▸ REQUIRED WORK: Give the count of lines that include the string "structured". Add nothing to it.

▸ EXTRACTED RECORDS:
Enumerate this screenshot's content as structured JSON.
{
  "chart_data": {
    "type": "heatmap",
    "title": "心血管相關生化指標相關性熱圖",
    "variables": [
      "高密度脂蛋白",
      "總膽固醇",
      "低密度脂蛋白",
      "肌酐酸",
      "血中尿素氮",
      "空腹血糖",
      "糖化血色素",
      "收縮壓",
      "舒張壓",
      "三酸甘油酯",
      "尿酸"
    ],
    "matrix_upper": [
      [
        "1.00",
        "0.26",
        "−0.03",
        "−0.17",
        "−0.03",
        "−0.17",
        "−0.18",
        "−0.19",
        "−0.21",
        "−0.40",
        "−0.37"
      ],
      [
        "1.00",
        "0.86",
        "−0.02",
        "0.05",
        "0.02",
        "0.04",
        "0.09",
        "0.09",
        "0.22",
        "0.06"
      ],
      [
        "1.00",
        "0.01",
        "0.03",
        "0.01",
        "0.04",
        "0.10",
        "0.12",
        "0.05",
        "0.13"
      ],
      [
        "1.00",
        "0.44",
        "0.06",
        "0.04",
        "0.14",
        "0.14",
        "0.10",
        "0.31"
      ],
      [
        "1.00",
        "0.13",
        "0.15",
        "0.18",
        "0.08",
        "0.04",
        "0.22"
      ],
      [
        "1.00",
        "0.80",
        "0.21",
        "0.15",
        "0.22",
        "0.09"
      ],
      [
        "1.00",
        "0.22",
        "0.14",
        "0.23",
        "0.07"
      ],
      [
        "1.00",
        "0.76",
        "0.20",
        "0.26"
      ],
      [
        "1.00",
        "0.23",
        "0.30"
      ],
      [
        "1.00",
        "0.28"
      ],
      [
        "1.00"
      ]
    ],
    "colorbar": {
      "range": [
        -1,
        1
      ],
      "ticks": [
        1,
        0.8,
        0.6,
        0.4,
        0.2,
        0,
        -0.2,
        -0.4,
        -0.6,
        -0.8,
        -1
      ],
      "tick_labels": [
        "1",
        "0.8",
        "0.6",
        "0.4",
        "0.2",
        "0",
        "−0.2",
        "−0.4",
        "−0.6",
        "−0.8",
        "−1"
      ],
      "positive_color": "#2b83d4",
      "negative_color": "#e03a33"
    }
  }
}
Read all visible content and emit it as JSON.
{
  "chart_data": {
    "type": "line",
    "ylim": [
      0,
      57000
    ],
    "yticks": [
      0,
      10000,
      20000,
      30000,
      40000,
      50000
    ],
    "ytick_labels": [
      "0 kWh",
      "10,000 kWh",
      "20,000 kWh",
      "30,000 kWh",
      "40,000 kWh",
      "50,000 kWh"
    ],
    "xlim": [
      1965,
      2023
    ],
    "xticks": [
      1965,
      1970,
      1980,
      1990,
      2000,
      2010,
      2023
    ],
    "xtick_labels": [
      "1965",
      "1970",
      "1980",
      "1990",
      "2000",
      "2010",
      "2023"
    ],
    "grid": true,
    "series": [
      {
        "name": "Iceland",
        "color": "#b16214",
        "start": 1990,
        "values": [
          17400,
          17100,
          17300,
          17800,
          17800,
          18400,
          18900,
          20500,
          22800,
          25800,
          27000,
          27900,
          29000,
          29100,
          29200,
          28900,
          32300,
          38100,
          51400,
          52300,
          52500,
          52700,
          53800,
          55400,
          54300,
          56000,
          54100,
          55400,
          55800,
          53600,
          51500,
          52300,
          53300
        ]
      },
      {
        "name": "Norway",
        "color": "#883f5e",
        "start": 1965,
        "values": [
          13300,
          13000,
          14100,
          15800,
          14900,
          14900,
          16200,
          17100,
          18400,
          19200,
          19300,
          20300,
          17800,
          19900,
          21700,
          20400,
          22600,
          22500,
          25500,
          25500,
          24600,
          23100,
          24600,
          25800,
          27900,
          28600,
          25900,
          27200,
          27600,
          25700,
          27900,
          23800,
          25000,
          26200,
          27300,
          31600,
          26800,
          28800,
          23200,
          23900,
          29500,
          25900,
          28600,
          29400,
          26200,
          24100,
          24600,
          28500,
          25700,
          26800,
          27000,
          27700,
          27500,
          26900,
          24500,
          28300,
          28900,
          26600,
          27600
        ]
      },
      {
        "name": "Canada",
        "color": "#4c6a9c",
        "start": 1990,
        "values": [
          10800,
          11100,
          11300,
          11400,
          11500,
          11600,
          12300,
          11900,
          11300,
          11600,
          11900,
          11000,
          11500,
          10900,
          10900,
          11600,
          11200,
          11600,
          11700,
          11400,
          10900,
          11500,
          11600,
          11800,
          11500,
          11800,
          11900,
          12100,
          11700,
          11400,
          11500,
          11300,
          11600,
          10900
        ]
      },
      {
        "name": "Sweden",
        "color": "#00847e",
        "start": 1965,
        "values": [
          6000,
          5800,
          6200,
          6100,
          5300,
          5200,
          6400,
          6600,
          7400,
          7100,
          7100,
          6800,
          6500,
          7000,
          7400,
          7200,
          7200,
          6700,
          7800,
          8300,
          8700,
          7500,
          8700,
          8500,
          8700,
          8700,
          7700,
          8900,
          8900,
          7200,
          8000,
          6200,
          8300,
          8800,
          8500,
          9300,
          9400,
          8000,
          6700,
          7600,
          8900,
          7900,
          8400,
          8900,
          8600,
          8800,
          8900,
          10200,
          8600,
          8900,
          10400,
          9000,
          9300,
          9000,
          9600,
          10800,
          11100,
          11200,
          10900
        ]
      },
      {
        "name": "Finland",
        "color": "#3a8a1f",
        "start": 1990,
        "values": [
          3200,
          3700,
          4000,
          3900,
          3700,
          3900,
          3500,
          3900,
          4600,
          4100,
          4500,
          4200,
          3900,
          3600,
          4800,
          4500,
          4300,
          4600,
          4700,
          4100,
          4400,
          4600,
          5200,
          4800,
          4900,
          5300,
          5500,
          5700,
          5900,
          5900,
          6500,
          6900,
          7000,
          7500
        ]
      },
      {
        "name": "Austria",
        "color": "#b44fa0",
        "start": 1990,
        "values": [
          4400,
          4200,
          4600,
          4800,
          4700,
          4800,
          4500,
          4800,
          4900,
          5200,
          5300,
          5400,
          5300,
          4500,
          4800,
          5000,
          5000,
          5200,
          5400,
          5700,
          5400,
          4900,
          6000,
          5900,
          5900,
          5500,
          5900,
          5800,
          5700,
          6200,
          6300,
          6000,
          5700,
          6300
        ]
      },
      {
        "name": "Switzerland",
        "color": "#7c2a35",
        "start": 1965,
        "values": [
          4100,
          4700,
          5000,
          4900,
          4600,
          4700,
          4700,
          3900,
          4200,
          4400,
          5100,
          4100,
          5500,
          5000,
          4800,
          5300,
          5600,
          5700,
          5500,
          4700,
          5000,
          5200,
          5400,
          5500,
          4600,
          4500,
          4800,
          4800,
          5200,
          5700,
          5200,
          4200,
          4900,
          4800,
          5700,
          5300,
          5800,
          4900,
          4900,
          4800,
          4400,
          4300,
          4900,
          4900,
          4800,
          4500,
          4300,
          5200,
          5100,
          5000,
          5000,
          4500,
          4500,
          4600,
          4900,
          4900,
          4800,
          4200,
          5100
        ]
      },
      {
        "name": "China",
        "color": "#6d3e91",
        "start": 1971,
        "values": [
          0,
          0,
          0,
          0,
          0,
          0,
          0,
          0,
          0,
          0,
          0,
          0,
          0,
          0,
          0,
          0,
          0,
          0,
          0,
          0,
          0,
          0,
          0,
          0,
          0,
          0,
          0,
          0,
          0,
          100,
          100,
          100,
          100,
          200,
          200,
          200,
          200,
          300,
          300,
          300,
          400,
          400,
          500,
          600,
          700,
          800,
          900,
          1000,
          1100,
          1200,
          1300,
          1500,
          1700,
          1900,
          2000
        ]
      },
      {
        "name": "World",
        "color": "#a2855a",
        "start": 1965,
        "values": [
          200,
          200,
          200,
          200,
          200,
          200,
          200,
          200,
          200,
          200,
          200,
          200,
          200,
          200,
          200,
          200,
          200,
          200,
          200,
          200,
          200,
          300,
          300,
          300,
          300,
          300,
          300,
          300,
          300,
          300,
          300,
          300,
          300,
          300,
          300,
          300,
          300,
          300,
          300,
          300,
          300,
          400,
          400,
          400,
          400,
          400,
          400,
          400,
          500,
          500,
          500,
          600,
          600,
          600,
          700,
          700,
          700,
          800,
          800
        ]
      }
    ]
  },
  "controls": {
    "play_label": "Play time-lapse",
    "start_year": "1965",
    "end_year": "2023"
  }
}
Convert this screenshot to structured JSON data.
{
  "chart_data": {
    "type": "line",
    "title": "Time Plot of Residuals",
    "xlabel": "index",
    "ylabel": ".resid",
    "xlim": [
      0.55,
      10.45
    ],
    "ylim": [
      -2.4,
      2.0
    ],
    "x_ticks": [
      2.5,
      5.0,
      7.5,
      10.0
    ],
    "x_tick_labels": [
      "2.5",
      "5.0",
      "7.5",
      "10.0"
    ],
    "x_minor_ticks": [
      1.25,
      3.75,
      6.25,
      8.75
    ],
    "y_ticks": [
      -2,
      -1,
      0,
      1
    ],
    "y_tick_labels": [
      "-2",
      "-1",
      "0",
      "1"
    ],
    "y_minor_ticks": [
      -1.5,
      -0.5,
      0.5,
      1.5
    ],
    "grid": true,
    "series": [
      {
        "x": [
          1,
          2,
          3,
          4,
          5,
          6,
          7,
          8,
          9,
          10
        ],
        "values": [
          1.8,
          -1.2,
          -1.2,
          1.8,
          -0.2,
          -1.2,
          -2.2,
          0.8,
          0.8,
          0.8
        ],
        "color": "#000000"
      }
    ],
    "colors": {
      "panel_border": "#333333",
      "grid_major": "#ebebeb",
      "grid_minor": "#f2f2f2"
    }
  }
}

▸ CORRECT RESPONSE: 2